DELIVERED BY C. H. SPURGEON,
AT THE METROPOLITAN TABERNACLE, NEWINGTON, ON LORD'S-DAY EVENING, JUNE 27, 1868.
"And if your hand offends you, cut it off." Mark 9:43.
SALVATION is by faith in the Lord Jesus Christ. It is not of works, neither can it be procured by human merit. It is the free gift of God through the atoning Sacrifice of Christ to every soul that believes. But what is salvation? Salvation is, in short, deliverance from sin, deliverance from the guilt of it, from the punishment of it, from the power of it. If, then, any man is saved, he is delivered from the reigning power of sin. It is not possible, therefore, that any man should have salvation and yet continue in the indulgence of sin. Jesus Christ came to open a hospital for sin-sick souls, not that they might remain sick in a hospital but might go out of it healed. He came not to take men to Heaven with their sins about them, but to purge them from their sins and so make them fit to enter Heaven! Hence, Jesus Christ is the severest of all moralists and while He and His followers denounce all trust for salvation in merit, they equally declare that no man is a saved soul who tolerates any known sin. All the Gospel declares this. In all its parts it implies this and that man cannot and ought not to consider himself to be saved and cannot truly be said to be saved while he lives in the indulgence of evil propensities as he did before. We shall not at all, therefore, come into conflict with the Doctrines of Grace while we preach to you the strongest claims of Christ upon our hearts and lives through His Word. We shall have to urge upon you the most strenuous giving up of sin and that which leads to sin—but this, not as a means of salvation—but as a result of faith and as an evidence that salvation is truly possessed—as the sign and token, the proof and the earnest of the good work of the Holy Spirit within the soul. We shall begin, therefore, with this short assertion which will serve as our first point of thought—
I. EVERYTHING WHICH OFFENDS GOD OUGHT TO OFFEND US.
You notice the text says, "If your hand offends you." We might read it, "Makes you to offend God." The two expressions ought, in our experience, mean the same thing, for everything which offends God does offend every truly gracious heart. That short statement will serve as a touchstone for us all to know whether we are reconciled to God or not. Remember, if you truly love God, it must be so—that that which is hateful to Him will be hateful to you. Where two hearts are bound together in the bonds of love, they are quite sure to endeavor to remove everything out of the way that would cause pain to either. You cannot love me if you favor my enemies. You can have no affection for me if you delight to thrust before me that which vexes my spirit and grieves my heart. True love feels a sympathy with the person loved and learns to put away that which is obnoxious. Now say, Heart, do you put away from yourself that which God hates? Do you hate it because He hates it—not so much because your fellow Christians dislike it, or because the public judgment would go against it—but do you hate evil because it is detestable in the sight of God? If so, then you have a clear mark that you love God and you should be thankful for the Divine Grace which has put your heart into such a state.

SOURCE DATA
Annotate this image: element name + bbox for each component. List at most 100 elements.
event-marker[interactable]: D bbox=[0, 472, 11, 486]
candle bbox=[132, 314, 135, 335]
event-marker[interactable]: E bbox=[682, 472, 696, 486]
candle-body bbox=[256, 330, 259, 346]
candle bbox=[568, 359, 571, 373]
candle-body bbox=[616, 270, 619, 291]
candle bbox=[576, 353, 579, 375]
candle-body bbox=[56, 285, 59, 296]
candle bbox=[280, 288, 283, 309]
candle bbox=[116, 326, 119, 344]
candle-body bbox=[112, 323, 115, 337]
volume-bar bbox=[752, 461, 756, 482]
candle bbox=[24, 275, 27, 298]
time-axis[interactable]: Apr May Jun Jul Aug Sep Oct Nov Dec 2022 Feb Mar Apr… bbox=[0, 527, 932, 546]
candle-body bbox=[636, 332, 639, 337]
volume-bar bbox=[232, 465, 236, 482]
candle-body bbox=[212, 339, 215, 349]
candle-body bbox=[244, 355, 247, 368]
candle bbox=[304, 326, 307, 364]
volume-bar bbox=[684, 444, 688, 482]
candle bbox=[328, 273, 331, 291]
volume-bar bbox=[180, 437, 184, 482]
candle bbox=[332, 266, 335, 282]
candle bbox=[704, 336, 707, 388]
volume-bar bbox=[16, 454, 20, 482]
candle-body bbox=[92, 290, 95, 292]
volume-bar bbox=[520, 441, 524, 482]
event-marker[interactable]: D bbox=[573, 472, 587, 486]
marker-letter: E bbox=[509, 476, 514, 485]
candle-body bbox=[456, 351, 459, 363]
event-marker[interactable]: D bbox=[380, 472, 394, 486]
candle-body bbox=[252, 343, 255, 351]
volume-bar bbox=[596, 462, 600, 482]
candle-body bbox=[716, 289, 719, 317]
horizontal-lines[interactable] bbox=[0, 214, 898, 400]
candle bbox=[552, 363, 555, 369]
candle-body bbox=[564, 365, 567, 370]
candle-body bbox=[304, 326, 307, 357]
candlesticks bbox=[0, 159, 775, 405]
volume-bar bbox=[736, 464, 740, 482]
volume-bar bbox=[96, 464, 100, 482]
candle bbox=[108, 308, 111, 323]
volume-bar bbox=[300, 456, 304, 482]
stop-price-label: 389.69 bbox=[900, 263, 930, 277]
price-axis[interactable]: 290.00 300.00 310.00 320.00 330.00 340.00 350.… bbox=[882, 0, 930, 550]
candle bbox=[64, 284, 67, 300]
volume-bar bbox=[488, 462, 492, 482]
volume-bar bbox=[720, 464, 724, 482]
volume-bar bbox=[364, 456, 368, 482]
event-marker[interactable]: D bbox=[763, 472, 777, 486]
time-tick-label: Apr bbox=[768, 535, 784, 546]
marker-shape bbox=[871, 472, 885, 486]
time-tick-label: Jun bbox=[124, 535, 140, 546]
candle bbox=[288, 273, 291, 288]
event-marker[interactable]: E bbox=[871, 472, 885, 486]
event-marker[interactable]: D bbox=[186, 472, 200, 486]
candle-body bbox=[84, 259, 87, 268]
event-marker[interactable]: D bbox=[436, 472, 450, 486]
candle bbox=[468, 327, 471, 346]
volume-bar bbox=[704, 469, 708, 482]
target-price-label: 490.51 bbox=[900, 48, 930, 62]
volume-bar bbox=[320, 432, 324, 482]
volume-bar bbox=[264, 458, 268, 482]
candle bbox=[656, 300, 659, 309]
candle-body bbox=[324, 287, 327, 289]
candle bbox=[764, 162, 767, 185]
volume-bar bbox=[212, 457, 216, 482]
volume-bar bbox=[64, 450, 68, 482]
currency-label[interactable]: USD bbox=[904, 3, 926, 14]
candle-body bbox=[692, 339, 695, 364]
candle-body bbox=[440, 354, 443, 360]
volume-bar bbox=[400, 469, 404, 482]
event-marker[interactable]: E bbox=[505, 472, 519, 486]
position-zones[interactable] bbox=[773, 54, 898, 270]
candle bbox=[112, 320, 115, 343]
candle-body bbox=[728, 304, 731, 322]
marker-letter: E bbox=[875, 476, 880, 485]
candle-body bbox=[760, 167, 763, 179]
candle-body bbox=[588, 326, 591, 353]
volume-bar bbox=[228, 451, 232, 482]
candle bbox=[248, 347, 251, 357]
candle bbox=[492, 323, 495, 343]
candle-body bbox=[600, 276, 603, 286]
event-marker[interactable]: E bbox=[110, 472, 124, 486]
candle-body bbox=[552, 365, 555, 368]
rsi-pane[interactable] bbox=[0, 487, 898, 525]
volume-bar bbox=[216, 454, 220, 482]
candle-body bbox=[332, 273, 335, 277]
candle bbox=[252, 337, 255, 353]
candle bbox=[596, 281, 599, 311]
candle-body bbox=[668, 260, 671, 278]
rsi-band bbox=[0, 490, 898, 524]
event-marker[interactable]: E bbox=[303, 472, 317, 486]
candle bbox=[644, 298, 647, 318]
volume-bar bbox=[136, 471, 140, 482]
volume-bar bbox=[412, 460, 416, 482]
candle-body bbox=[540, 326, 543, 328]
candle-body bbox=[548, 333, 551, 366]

WORK ITEM
Answer these from the sermon:
(a) At what place and on what date was it delivered?
(b) According to the sermon, salvation delivers from sin in which three respects?
(c) What alternative reading does it give for "If your hand offends you"?

WRITTEN ANSWER
(a) At the Metropolitan Tabernacle, Newington, on Lord's-Day evening, June 27, 1868.
(b) From the guilt of sin, the punishment of it, and the power of it.
(c) "Makes you to offend God."